▶ [Exercise objective]: List all lines in the material below that contain "true".

▶ [Exercise input]:
********************

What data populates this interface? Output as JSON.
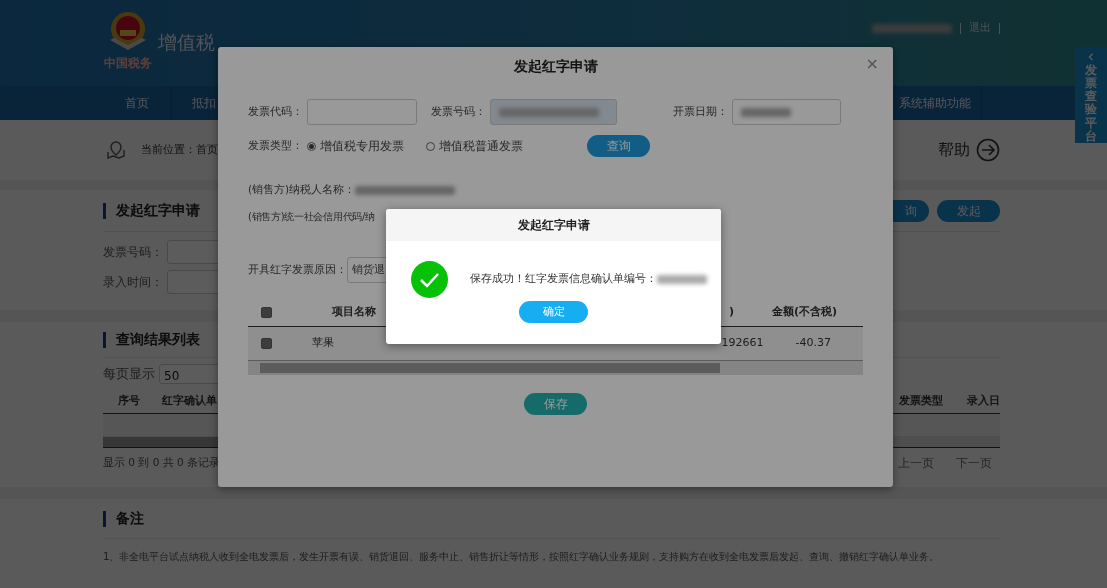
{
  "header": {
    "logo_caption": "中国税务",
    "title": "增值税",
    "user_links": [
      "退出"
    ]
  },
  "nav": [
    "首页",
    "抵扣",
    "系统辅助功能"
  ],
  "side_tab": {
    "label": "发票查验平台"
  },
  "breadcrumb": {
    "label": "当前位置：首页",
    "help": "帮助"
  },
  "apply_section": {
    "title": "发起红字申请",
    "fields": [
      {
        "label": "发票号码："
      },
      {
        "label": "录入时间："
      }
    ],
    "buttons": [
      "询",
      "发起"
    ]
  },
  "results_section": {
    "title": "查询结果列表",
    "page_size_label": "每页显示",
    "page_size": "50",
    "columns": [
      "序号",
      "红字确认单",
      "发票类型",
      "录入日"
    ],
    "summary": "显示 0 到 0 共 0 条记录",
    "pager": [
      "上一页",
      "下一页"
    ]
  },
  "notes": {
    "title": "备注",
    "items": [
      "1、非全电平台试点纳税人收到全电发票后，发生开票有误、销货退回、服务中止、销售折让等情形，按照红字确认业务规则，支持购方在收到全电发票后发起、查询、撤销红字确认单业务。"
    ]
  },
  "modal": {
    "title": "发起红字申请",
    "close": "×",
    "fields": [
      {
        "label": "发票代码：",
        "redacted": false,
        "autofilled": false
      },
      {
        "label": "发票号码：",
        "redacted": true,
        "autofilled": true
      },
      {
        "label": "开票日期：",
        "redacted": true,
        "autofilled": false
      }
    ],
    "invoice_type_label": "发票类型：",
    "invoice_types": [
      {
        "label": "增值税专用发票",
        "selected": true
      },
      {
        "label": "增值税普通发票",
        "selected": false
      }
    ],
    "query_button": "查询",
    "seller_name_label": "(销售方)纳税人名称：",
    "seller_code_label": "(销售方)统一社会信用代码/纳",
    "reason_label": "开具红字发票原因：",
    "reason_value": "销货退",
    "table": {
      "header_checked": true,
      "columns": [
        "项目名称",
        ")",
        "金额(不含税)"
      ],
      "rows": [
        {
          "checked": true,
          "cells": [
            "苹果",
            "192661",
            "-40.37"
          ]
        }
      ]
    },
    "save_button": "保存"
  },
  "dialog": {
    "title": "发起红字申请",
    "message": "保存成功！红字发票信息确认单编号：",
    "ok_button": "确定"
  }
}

********************

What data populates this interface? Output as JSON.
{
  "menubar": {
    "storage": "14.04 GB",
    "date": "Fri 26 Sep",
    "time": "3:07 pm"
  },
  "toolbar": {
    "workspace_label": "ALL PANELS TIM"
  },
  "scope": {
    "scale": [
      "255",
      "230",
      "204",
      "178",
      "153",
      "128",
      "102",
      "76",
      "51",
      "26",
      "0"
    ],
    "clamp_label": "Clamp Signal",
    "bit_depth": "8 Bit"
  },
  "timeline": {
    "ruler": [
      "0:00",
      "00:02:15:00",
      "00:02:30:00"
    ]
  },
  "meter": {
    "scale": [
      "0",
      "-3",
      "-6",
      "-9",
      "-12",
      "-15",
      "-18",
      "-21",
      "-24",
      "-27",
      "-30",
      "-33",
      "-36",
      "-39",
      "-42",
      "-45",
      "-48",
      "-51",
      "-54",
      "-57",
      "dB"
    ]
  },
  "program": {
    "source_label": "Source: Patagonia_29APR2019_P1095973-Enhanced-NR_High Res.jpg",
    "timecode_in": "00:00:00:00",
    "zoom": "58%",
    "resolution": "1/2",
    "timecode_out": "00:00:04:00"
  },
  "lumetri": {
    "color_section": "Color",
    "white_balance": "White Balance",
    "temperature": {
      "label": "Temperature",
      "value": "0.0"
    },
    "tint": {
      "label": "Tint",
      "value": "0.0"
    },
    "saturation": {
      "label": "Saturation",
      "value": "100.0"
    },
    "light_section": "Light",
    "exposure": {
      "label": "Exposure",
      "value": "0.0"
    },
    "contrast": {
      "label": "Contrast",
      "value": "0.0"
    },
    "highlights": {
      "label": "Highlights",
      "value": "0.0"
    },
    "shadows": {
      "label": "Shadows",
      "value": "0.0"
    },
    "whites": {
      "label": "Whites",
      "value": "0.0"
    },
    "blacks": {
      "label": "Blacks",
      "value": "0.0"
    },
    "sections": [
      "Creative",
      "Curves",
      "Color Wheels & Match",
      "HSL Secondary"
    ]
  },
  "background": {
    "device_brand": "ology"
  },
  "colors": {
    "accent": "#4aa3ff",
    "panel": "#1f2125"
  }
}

********************

▶ [Output for this task]:
        "redacted": true,
        "autofilled": true
        "redacted": true,
        "selected": true
      "header_checked": true,
          "checked": true,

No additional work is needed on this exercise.